--- start GIVEN TEXT ---

Campaign Finance Takeaways from the 2016 Election
|Topics:||Free Speech & Election Law|
|Sponsors:||Environmental Law & Property Rights Practice Group|
2016 was a surprising year in politics. One surprise that hasn’t received much attention yet is the minimal role played by “money in politics” in the presidential election. One of the best-funded candidates in history, Hillary Clinton, lost to an opponent who raised less than half of what she did. Not just that, but independent supporters of Clinton outspent those advocating for Trump nearly 3-to-1.
How did this happen? Part of the explanation is that money’s role in elections is overstated. The list of candidates whose funding advantage failed to translate into votes on Election Day is long, including Eric Cantor, Linda McMahon, David Trone, and many more. Money can’t fool voters into supporting someone they don’t want to support.
But money is certainly an important part of campaigning. Campaign spending helps candidates get their message out and introduce themselves to voters. Money pays for staff, advertising, campaign swag, office space, travel and rallies.
Donald Trump’s unique advantages as a candidate reduced his need for fundraising. As a wealthy businessman, Trump was able to self-fund a significant portion of his campaign early on. More importantly, Trump’s celebrity status and mastery of the media gave him a platform seemingly whenever he wanted one. While other candidates were buying ad time, Trump rallies were often broadcast in real time by CNN, Fox News, and other cable news networks.
This spending does not show up in the statistics, but it can be counted. The New York Times reported that Trump’s “free” media coverage was worth $2 billion in the primaries alone. In fact, every candidate received more value in “free” media than what they had spent. In the general election, both Clinton and Trump received hundreds of millions of dollars’ worth of media coverage every month. One could fairly argue that both the primary and general elections were competitive only because other candidates could purchase media to compete with Trump. That’s something for lawmakers and regulators to keep in mind the next time a politician or activist proposes limiting campaign contributions as a means of “getting money out of politics.”
Outside of the presidential election, campaign spending in 2016 was fairly normal – super PACs and “dark money” get the headlines, but candidates and parties make up the vast majority of spending. That may surprise consumers of frequently inaccurate media reporting on “money in politics,” but it’s actually business as usual.

--- end GIVEN TEXT ---

*REQUEST A*
Write out the passage of the campaign finance article starting at "Donald Trump’s unique" and ending at "cable news networks.", keeping its wording unchanged.
The records that follow are unrelated to the article on campaign finance.

--- start ENTRIES PROVIDED ---

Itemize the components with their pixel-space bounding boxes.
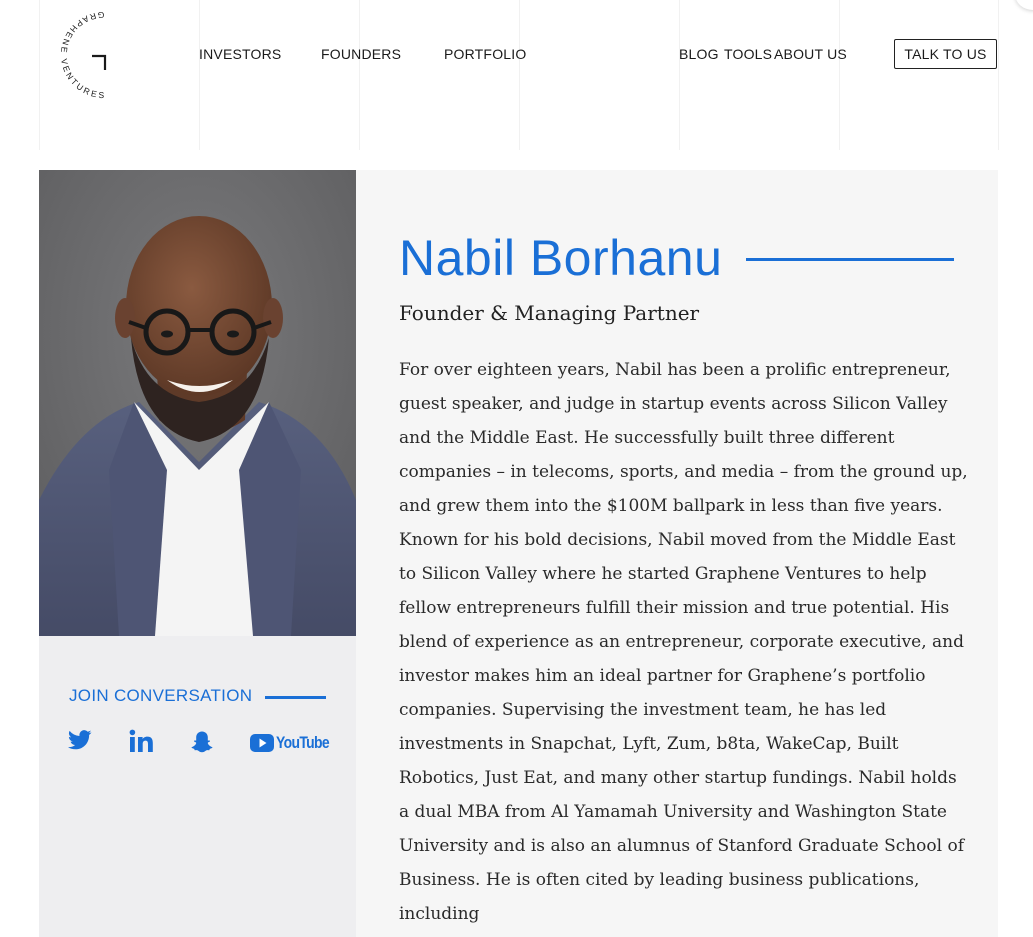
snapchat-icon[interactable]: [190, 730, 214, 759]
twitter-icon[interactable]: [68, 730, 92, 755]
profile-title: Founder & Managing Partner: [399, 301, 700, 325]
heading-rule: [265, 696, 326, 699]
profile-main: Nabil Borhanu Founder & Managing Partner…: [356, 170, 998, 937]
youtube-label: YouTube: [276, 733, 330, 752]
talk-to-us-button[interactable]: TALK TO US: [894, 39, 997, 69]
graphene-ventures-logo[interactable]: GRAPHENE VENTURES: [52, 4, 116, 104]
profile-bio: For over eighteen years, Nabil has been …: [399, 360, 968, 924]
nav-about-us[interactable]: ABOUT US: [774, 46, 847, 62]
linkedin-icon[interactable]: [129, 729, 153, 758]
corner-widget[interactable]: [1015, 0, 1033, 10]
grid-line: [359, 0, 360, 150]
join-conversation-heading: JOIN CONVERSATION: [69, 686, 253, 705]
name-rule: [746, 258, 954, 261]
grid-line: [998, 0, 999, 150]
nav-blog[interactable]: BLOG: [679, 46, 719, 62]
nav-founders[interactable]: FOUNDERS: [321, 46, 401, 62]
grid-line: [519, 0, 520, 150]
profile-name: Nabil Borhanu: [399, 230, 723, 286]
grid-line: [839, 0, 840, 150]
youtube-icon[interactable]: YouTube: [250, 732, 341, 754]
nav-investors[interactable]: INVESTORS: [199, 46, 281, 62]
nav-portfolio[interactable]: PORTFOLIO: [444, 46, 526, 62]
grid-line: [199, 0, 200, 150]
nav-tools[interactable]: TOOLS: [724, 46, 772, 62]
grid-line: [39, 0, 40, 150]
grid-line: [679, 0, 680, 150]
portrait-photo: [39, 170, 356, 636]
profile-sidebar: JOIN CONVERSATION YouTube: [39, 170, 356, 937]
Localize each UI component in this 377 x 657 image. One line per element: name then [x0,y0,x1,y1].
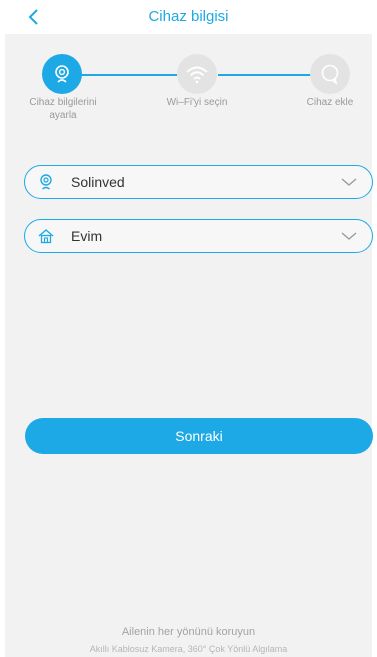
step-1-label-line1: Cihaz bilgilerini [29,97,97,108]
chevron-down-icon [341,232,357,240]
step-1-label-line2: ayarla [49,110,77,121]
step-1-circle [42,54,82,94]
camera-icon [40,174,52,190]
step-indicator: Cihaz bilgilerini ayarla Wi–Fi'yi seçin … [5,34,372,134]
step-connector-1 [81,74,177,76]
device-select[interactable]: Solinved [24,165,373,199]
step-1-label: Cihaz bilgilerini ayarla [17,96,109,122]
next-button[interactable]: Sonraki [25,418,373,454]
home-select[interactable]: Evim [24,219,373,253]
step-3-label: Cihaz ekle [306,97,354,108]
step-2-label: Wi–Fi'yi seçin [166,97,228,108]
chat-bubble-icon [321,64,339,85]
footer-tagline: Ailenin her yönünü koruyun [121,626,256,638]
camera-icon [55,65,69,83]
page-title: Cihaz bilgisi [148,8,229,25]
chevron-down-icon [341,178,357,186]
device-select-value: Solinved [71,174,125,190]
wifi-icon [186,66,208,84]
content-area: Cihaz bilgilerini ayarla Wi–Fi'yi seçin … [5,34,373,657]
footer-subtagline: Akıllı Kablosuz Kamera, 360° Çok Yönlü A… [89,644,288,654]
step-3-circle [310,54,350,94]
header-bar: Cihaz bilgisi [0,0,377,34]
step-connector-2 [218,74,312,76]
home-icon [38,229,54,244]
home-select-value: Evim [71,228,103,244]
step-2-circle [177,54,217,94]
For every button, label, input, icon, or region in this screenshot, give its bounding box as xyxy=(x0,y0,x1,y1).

--- end ENTRIES PROVIDED ---
--- start ENTRIES PROVIDED ---

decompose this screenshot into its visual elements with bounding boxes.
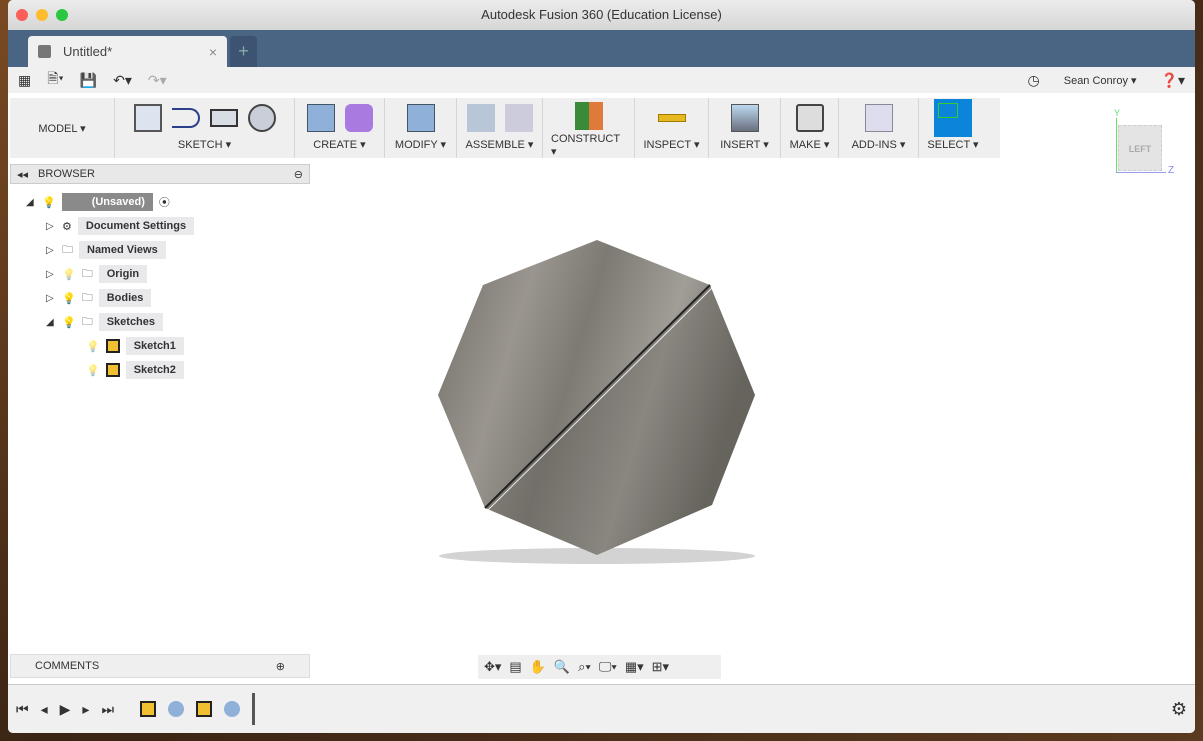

--- end ENTRIES PROVIDED ---

*REQUEST B*
Return verbatim the lines of the records starting at the line that contains "Itemize the components" and ending at the line that contains "profile-sidebar: JOIN CONVERSATION", both included. Omit the pictures.

*RESPONSE A*
Donald Trump’s unique advantages as a candidate reduced his need for fundraising. As a wealthy businessman, Trump was able to self-fund a significant portion of his campaign early on. More importantly, Trump’s celebrity status and mastery of the media gave him a platform seemingly whenever he wanted one. While other candidates were buying ad time, Trump rallies were often broadcast in real time by CNN, Fox News, and other cable news networks.

*RESPONSE B*
Itemize the components with their pixel-space bounding boxes.
snapchat-icon[interactable]: [190, 730, 214, 759]
twitter-icon[interactable]: [68, 730, 92, 755]
profile-title: Founder & Managing Partner: [399, 301, 700, 325]
heading-rule: [265, 696, 326, 699]
profile-main: Nabil Borhanu Founder & Managing Partner…: [356, 170, 998, 937]
youtube-label: YouTube: [276, 733, 330, 752]
talk-to-us-button[interactable]: TALK TO US: [894, 39, 997, 69]
graphene-ventures-logo[interactable]: GRAPHENE VENTURES: [52, 4, 116, 104]
profile-bio: For over eighteen years, Nabil has been …: [399, 360, 968, 924]
nav-about-us[interactable]: ABOUT US: [774, 46, 847, 62]
linkedin-icon[interactable]: [129, 729, 153, 758]
corner-widget[interactable]: [1015, 0, 1033, 10]
grid-line: [359, 0, 360, 150]
join-conversation-heading: JOIN CONVERSATION: [69, 686, 253, 705]
name-rule: [746, 258, 954, 261]
grid-line: [998, 0, 999, 150]
nav-blog[interactable]: BLOG: [679, 46, 719, 62]
nav-founders[interactable]: FOUNDERS: [321, 46, 401, 62]
grid-line: [519, 0, 520, 150]
profile-name: Nabil Borhanu: [399, 230, 723, 286]
grid-line: [839, 0, 840, 150]
youtube-icon[interactable]: YouTube: [250, 732, 341, 754]
nav-investors[interactable]: INVESTORS: [199, 46, 281, 62]
nav-portfolio[interactable]: PORTFOLIO: [444, 46, 526, 62]
grid-line: [199, 0, 200, 150]
nav-tools[interactable]: TOOLS: [724, 46, 772, 62]
grid-line: [39, 0, 40, 150]
grid-line: [679, 0, 680, 150]
portrait-photo: [39, 170, 356, 636]
profile-sidebar: JOIN CONVERSATION YouTube: [39, 170, 356, 937]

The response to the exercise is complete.